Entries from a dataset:
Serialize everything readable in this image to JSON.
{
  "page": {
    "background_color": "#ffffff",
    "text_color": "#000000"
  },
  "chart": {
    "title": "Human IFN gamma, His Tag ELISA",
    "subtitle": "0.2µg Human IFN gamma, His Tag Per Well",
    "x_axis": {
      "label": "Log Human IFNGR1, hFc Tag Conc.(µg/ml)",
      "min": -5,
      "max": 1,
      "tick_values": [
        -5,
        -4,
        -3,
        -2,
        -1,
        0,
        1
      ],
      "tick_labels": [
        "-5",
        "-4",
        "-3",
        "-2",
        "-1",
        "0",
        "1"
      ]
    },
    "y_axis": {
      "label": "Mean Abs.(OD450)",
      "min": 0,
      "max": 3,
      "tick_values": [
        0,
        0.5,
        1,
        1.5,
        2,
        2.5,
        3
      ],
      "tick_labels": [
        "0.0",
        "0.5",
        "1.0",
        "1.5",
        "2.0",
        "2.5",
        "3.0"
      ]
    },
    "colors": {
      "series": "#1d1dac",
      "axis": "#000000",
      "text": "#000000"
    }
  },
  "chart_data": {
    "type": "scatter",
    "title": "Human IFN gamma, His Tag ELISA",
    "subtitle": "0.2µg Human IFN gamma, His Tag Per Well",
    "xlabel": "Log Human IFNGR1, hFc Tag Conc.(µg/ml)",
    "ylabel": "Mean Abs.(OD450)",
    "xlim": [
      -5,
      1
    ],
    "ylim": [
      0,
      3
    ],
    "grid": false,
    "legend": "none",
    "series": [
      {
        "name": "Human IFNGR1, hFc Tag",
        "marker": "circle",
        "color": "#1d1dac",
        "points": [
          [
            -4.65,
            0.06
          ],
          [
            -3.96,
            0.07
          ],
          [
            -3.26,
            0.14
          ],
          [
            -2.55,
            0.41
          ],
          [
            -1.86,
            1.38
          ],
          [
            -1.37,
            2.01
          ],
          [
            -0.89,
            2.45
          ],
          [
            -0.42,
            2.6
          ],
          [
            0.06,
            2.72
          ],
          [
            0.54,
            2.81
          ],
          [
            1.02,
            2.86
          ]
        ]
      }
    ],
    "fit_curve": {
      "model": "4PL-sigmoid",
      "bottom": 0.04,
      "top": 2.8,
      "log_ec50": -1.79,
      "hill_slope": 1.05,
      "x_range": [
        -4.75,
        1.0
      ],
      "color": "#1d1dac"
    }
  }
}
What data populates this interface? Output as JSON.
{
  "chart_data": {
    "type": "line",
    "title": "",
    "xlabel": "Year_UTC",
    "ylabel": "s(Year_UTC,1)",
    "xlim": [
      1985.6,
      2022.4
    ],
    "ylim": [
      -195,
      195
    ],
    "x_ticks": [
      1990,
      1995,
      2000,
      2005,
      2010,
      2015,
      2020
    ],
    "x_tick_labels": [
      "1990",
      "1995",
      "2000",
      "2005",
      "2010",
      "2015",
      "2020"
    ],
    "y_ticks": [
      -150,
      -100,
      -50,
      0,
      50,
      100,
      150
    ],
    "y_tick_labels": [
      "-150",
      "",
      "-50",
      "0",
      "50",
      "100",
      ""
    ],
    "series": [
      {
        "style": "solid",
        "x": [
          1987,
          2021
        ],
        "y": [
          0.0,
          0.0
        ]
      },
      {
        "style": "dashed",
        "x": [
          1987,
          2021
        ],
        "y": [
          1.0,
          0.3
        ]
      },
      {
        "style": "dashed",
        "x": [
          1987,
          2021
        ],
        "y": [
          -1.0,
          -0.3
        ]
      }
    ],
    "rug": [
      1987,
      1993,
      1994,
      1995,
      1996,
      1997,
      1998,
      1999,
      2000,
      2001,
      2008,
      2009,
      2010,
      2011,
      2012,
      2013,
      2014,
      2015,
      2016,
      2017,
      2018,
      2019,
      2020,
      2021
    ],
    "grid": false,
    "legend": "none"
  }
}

## Stated exercise
Restate each entry exactly, skipping none.

## Right answer
Serialize everything readable in this image to JSON.
{
  "page": {
    "background_color": "#ffffff",
    "text_color": "#000000"
  },
  "chart": {
    "title": "Human IFN gamma, His Tag ELISA",
    "subtitle": "0.2µg Human IFN gamma, His Tag Per Well",
    "x_axis": {
      "label": "Log Human IFNGR1, hFc Tag Conc.(µg/ml)",
      "min": -5,
      "max": 1,
      "tick_values": [
        -5,
        -4,
        -3,
        -2,
        -1,
        0,
        1
      ],
      "tick_labels": [
        "-5",
        "-4",
        "-3",
        "-2",
        "-1",
        "0",
        "1"
      ]
    },
    "y_axis": {
      "label": "Mean Abs.(OD450)",
      "min": 0,
      "max": 3,
      "tick_values": [
        0,
        0.5,
        1,
        1.5,
        2,
        2.5,
        3
      ],
      "tick_labels": [
        "0.0",
        "0.5",
        "1.0",
        "1.5",
        "2.0",
        "2.5",
        "3.0"
      ]
    },
    "colors": {
      "series": "#1d1dac",
      "axis": "#000000",
      "text": "#000000"
    }
  },
  "chart_data": {
    "type": "scatter",
    "title": "Human IFN gamma, His Tag ELISA",
    "subtitle": "0.2µg Human IFN gamma, His Tag Per Well",
    "xlabel": "Log Human IFNGR1, hFc Tag Conc.(µg/ml)",
    "ylabel": "Mean Abs.(OD450)",
    "xlim": [
      -5,
      1
    ],
    "ylim": [
      0,
      3
    ],
    "grid": false,
    "legend": "none",
    "series": [
      {
        "name": "Human IFNGR1, hFc Tag",
        "marker": "circle",
        "color": "#1d1dac",
        "points": [
          [
            -4.65,
            0.06
          ],
          [
            -3.96,
            0.07
          ],
          [
            -3.26,
            0.14
          ],
          [
            -2.55,
            0.41
          ],
          [
            -1.86,
            1.38
          ],
          [
            -1.37,
            2.01
          ],
          [
            -0.89,
            2.45
          ],
          [
            -0.42,
            2.6
          ],
          [
            0.06,
            2.72
          ],
          [
            0.54,
            2.81
          ],
          [
            1.02,
            2.86
          ]
        ]
      }
    ],
    "fit_curve": {
      "model": "4PL-sigmoid",
      "bottom": 0.04,
      "top": 2.8,
      "log_ec50": -1.79,
      "hill_slope": 1.05,
      "x_range": [
        -4.75,
        1.0
      ],
      "color": "#1d1dac"
    }
  }
}
What data populates this interface? Output as JSON.
{
  "chart_data": {
    "type": "line",
    "title": "",
    "xlabel": "Year_UTC",
    "ylabel": "s(Year_UTC,1)",
    "xlim": [
      1985.6,
      2022.4
    ],
    "ylim": [
      -195,
      195
    ],
    "x_ticks": [
      1990,
      1995,
      2000,
      2005,
      2010,
      2015,
      2020
    ],
    "x_tick_labels": [
      "1990",
      "1995",
      "2000",
      "2005",
      "2010",
      "2015",
      "2020"
    ],
    "y_ticks": [
      -150,
      -100,
      -50,
      0,
      50,
      100,
      150
    ],
    "y_tick_labels": [
      "-150",
      "",
      "-50",
      "0",
      "50",
      "100",
      ""
    ],
    "series": [
      {
        "style": "solid",
        "x": [
          1987,
          2021
        ],
        "y": [
          0.0,
          0.0
        ]
      },
      {
        "style": "dashed",
        "x": [
          1987,
          2021
        ],
        "y": [
          1.0,
          0.3
        ]
      },
      {
        "style": "dashed",
        "x": [
          1987,
          2021
        ],
        "y": [
          -1.0,
          -0.3
        ]
      }
    ],
    "rug": [
      1987,
      1993,
      1994,
      1995,
      1996,
      1997,
      1998,
      1999,
      2000,
      2001,
      2008,
      2009,
      2010,
      2011,
      2012,
      2013,
      2014,
      2015,
      2016,
      2017,
      2018,
      2019,
      2020,
      2021
    ],
    "grid": false,
    "legend": "none"
  }
}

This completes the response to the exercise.